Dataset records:
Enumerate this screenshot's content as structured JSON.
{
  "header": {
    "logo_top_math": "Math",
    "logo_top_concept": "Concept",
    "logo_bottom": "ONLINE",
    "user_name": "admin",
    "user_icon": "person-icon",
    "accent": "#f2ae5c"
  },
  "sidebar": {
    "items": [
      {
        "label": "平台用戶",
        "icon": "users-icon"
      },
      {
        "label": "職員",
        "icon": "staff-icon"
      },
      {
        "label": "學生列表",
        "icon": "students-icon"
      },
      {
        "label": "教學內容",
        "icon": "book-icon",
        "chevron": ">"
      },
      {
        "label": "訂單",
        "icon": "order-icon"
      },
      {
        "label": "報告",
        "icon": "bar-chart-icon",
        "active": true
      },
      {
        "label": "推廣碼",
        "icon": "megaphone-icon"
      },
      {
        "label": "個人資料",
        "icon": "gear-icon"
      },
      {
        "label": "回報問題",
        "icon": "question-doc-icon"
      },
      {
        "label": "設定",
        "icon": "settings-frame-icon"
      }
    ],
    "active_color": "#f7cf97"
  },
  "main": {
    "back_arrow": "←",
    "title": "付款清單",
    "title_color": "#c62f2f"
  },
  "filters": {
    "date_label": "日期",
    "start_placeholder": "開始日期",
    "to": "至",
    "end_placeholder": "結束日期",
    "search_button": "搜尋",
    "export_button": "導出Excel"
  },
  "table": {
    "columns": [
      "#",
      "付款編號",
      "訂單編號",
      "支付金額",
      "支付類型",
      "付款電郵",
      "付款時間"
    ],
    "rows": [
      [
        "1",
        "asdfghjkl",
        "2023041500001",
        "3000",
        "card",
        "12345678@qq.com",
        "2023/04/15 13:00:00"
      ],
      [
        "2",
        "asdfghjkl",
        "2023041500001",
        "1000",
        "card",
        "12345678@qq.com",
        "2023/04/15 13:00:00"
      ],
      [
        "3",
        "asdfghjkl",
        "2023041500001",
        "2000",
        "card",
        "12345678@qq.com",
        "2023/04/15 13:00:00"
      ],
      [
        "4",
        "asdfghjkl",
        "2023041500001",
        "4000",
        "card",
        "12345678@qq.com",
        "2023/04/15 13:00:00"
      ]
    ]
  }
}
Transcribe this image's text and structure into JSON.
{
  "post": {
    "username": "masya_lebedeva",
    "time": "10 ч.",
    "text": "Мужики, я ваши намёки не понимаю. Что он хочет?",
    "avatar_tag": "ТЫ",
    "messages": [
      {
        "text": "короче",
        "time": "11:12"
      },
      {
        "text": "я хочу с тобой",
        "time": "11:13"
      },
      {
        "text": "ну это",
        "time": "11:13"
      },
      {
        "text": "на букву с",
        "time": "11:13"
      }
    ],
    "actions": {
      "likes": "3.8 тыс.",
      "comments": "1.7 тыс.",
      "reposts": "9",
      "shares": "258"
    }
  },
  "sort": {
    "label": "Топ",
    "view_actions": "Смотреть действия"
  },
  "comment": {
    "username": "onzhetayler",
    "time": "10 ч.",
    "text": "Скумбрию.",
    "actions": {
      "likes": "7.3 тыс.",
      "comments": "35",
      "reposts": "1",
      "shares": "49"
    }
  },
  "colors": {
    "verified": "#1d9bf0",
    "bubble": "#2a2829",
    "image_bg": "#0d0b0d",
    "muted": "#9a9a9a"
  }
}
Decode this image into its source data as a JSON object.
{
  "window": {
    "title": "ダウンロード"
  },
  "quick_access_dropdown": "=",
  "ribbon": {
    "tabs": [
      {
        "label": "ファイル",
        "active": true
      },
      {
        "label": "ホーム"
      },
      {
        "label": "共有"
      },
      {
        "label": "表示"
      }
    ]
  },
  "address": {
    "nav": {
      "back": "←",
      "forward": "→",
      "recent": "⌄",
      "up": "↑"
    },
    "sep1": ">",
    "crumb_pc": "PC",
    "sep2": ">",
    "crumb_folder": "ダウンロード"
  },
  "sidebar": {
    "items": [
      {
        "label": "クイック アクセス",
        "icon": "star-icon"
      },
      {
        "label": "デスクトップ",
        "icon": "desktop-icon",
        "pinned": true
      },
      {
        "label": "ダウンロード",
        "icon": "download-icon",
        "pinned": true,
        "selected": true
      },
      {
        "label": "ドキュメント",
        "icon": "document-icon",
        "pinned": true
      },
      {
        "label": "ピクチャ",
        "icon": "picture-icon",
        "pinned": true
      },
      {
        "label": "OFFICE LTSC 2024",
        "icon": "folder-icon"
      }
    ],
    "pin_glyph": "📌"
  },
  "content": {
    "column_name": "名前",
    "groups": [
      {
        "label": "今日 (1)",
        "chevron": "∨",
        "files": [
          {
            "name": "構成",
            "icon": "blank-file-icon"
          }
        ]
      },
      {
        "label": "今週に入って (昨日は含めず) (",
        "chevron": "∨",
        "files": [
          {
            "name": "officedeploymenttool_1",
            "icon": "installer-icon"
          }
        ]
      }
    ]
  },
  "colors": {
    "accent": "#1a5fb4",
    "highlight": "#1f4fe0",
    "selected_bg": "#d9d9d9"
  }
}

● **What you need to do**
Every record above must be duplicated exactly.

● **Solution**
Enumerate this screenshot's content as structured JSON.
{
  "header": {
    "logo_top_math": "Math",
    "logo_top_concept": "Concept",
    "logo_bottom": "ONLINE",
    "user_name": "admin",
    "user_icon": "person-icon",
    "accent": "#f2ae5c"
  },
  "sidebar": {
    "items": [
      {
        "label": "平台用戶",
        "icon": "users-icon"
      },
      {
        "label": "職員",
        "icon": "staff-icon"
      },
      {
        "label": "學生列表",
        "icon": "students-icon"
      },
      {
        "label": "教學內容",
        "icon": "book-icon",
        "chevron": ">"
      },
      {
        "label": "訂單",
        "icon": "order-icon"
      },
      {
        "label": "報告",
        "icon": "bar-chart-icon",
        "active": true
      },
      {
        "label": "推廣碼",
        "icon": "megaphone-icon"
      },
      {
        "label": "個人資料",
        "icon": "gear-icon"
      },
      {
        "label": "回報問題",
        "icon": "question-doc-icon"
      },
      {
        "label": "設定",
        "icon": "settings-frame-icon"
      }
    ],
    "active_color": "#f7cf97"
  },
  "main": {
    "back_arrow": "←",
    "title": "付款清單",
    "title_color": "#c62f2f"
  },
  "filters": {
    "date_label": "日期",
    "start_placeholder": "開始日期",
    "to": "至",
    "end_placeholder": "結束日期",
    "search_button": "搜尋",
    "export_button": "導出Excel"
  },
  "table": {
    "columns": [
      "#",
      "付款編號",
      "訂單編號",
      "支付金額",
      "支付類型",
      "付款電郵",
      "付款時間"
    ],
    "rows": [
      [
        "1",
        "asdfghjkl",
        "2023041500001",
        "3000",
        "card",
        "12345678@qq.com",
        "2023/04/15 13:00:00"
      ],
      [
        "2",
        "asdfghjkl",
        "2023041500001",
        "1000",
        "card",
        "12345678@qq.com",
        "2023/04/15 13:00:00"
      ],
      [
        "3",
        "asdfghjkl",
        "2023041500001",
        "2000",
        "card",
        "12345678@qq.com",
        "2023/04/15 13:00:00"
      ],
      [
        "4",
        "asdfghjkl",
        "2023041500001",
        "4000",
        "card",
        "12345678@qq.com",
        "2023/04/15 13:00:00"
      ]
    ]
  }
}
Transcribe this image's text and structure into JSON.
{
  "post": {
    "username": "masya_lebedeva",
    "time": "10 ч.",
    "text": "Мужики, я ваши намёки не понимаю. Что он хочет?",
    "avatar_tag": "ТЫ",
    "messages": [
      {
        "text": "короче",
        "time": "11:12"
      },
      {
        "text": "я хочу с тобой",
        "time": "11:13"
      },
      {
        "text": "ну это",
        "time": "11:13"
      },
      {
        "text": "на букву с",
        "time": "11:13"
      }
    ],
    "actions": {
      "likes": "3.8 тыс.",
      "comments": "1.7 тыс.",
      "reposts": "9",
      "shares": "258"
    }
  },
  "sort": {
    "label": "Топ",
    "view_actions": "Смотреть действия"
  },
  "comment": {
    "username": "onzhetayler",
    "time": "10 ч.",
    "text": "Скумбрию.",
    "actions": {
      "likes": "7.3 тыс.",
      "comments": "35",
      "reposts": "1",
      "shares": "49"
    }
  },
  "colors": {
    "verified": "#1d9bf0",
    "bubble": "#2a2829",
    "image_bg": "#0d0b0d",
    "muted": "#9a9a9a"
  }
}
Decode this image into its source data as a JSON object.
{
  "window": {
    "title": "ダウンロード"
  },
  "quick_access_dropdown": "=",
  "ribbon": {
    "tabs": [
      {
        "label": "ファイル",
        "active": true
      },
      {
        "label": "ホーム"
      },
      {
        "label": "共有"
      },
      {
        "label": "表示"
      }
    ]
  },
  "address": {
    "nav": {
      "back": "←",
      "forward": "→",
      "recent": "⌄",
      "up": "↑"
    },
    "sep1": ">",
    "crumb_pc": "PC",
    "sep2": ">",
    "crumb_folder": "ダウンロード"
  },
  "sidebar": {
    "items": [
      {
        "label": "クイック アクセス",
        "icon": "star-icon"
      },
      {
        "label": "デスクトップ",
        "icon": "desktop-icon",
        "pinned": true
      },
      {
        "label": "ダウンロード",
        "icon": "download-icon",
        "pinned": true,
        "selected": true
      },
      {
        "label": "ドキュメント",
        "icon": "document-icon",
        "pinned": true
      },
      {
        "label": "ピクチャ",
        "icon": "picture-icon",
        "pinned": true
      },
      {
        "label": "OFFICE LTSC 2024",
        "icon": "folder-icon"
      }
    ],
    "pin_glyph": "📌"
  },
  "content": {
    "column_name": "名前",
    "groups": [
      {
        "label": "今日 (1)",
        "chevron": "∨",
        "files": [
          {
            "name": "構成",
            "icon": "blank-file-icon"
          }
        ]
      },
      {
        "label": "今週に入って (昨日は含めず) (",
        "chevron": "∨",
        "files": [
          {
            "name": "officedeploymenttool_1",
            "icon": "installer-icon"
          }
        ]
      }
    ]
  },
  "colors": {
    "accent": "#1a5fb4",
    "highlight": "#1f4fe0",
    "selected_bg": "#d9d9d9"
  }
}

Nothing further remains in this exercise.